| Your goal |
Write out only the lines from the line that holds "Convert this screenshot" to the end of the listing below, inclusive, with the pictures omitted.

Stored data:
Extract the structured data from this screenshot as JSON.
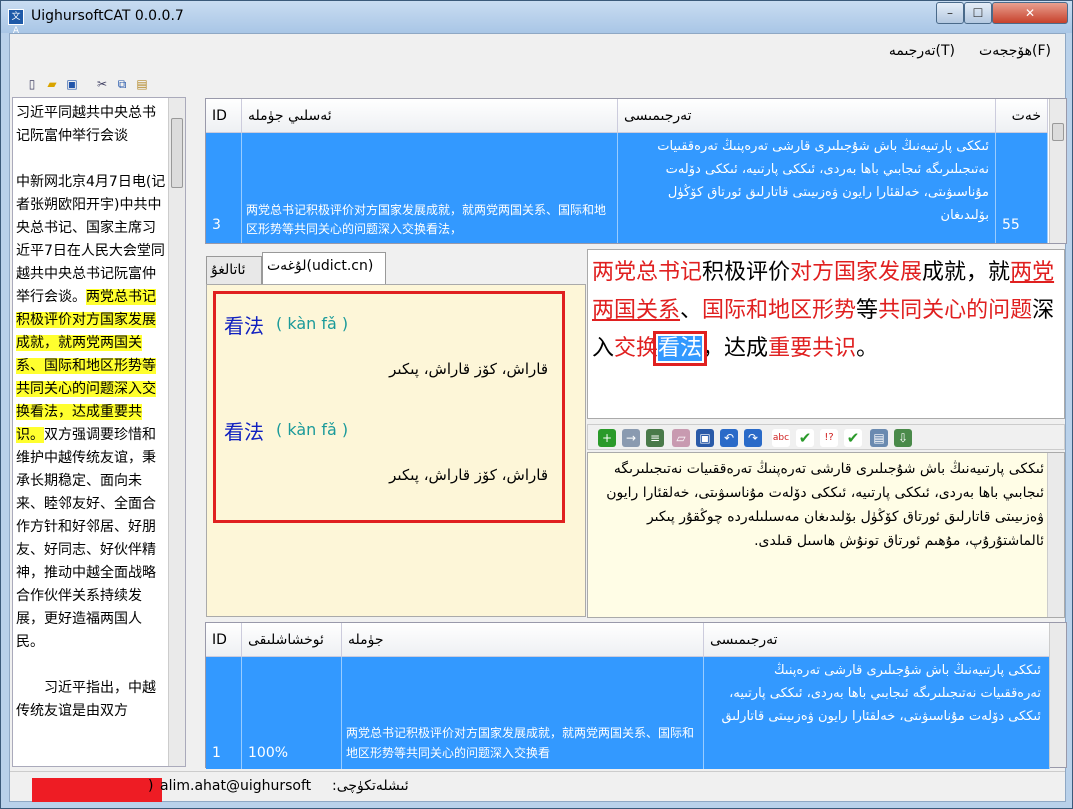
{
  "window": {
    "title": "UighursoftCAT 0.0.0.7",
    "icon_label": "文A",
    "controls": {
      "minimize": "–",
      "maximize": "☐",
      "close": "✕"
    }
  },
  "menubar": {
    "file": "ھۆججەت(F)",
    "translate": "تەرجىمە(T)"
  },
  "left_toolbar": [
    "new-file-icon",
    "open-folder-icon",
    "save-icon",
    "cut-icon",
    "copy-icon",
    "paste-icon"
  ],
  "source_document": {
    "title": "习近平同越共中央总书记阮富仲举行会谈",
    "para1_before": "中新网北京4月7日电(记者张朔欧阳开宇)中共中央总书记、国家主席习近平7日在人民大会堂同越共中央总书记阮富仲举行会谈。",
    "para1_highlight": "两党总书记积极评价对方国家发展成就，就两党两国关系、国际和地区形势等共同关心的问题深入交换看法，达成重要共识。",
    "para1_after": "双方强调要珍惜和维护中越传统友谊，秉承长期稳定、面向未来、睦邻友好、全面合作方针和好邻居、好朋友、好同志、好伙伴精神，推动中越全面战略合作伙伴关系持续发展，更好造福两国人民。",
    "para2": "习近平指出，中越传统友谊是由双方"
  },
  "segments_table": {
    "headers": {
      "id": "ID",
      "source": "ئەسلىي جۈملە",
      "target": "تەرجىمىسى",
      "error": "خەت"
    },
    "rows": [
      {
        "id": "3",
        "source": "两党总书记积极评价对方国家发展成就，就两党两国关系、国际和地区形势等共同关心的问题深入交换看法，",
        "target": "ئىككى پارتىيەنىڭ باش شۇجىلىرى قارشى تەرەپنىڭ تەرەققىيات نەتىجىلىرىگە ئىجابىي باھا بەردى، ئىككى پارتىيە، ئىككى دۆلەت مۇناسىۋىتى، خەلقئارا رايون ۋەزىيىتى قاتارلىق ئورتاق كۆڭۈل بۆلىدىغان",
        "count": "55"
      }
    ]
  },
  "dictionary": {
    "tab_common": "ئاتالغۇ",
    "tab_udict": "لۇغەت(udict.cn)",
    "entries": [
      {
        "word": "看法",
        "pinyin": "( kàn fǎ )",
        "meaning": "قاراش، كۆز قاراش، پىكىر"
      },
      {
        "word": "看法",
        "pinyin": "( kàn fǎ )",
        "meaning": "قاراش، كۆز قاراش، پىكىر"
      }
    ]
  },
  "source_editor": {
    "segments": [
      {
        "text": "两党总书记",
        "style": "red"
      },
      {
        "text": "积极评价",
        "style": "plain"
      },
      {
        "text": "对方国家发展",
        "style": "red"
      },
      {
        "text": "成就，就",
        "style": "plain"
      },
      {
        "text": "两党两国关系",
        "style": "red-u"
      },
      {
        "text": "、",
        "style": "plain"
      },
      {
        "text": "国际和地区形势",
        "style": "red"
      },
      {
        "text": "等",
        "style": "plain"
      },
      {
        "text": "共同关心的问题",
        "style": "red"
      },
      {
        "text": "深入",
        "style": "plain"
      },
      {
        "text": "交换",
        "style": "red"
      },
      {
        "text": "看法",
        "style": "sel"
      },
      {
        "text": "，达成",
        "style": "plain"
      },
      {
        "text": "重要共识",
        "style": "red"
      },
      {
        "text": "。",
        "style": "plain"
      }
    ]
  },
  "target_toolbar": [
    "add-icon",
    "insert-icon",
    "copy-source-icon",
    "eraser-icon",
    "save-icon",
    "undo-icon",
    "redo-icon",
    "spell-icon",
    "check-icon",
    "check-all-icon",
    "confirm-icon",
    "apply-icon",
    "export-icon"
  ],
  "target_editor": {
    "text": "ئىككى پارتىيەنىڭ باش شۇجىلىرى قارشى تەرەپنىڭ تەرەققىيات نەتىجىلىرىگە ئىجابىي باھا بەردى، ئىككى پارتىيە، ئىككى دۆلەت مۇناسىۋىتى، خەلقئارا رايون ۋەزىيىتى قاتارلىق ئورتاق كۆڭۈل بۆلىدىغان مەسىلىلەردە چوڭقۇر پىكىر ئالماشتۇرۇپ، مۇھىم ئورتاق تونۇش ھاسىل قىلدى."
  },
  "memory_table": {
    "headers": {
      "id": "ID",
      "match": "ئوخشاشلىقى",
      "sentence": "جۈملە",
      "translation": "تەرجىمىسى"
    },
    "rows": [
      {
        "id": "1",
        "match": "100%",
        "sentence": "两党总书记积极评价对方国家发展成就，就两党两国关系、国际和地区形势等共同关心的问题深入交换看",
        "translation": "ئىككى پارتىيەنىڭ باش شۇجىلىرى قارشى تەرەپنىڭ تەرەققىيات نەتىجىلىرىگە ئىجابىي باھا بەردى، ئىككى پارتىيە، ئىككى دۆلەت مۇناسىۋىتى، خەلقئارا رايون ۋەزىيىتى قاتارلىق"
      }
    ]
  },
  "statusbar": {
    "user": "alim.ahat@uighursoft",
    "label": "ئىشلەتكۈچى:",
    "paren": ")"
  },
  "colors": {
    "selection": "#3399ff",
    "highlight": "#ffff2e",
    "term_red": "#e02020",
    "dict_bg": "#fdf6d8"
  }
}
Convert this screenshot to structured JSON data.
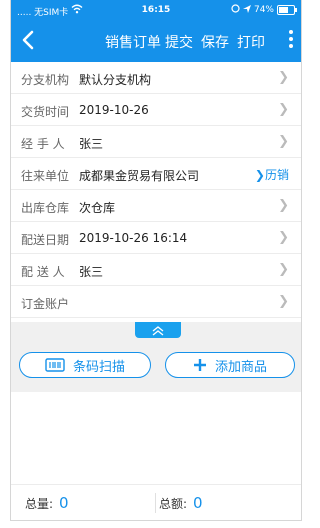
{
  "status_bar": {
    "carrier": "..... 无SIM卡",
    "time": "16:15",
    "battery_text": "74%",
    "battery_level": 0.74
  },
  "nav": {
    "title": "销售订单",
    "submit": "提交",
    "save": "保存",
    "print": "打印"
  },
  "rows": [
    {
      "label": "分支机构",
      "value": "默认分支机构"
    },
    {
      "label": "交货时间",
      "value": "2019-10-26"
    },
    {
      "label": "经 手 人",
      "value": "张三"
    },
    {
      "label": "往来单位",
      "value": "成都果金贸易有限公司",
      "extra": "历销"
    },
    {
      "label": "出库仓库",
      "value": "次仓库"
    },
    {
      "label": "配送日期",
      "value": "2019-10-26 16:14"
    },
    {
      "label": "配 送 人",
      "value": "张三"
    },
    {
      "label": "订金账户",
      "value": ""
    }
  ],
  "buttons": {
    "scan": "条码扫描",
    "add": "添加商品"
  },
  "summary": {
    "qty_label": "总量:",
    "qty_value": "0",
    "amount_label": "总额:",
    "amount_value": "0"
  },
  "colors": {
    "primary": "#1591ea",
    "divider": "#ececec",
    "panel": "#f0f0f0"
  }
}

| Reply |
Convert this screenshot to structured JSON data.
{
  "status_bar": {
    "carrier": "..... 无SIM卡",
    "time": "16:15",
    "battery_text": "74%",
    "battery_level": 0.74
  },
  "nav": {
    "title": "销售订单",
    "submit": "提交",
    "save": "保存",
    "print": "打印"
  },
  "rows": [
    {
      "label": "分支机构",
      "value": "默认分支机构"
    },
    {
      "label": "交货时间",
      "value": "2019-10-26"
    },
    {
      "label": "经 手 人",
      "value": "张三"
    },
    {
      "label": "往来单位",
      "value": "成都果金贸易有限公司",
      "extra": "历销"
    },
    {
      "label": "出库仓库",
      "value": "次仓库"
    },
    {
      "label": "配送日期",
      "value": "2019-10-26 16:14"
    },
    {
      "label": "配 送 人",
      "value": "张三"
    },
    {
      "label": "订金账户",
      "value": ""
    }
  ],
  "buttons": {
    "scan": "条码扫描",
    "add": "添加商品"
  },
  "summary": {
    "qty_label": "总量:",
    "qty_value": "0",
    "amount_label": "总额:",
    "amount_value": "0"
  },
  "colors": {
    "primary": "#1591ea",
    "divider": "#ececec",
    "panel": "#f0f0f0"
  }
}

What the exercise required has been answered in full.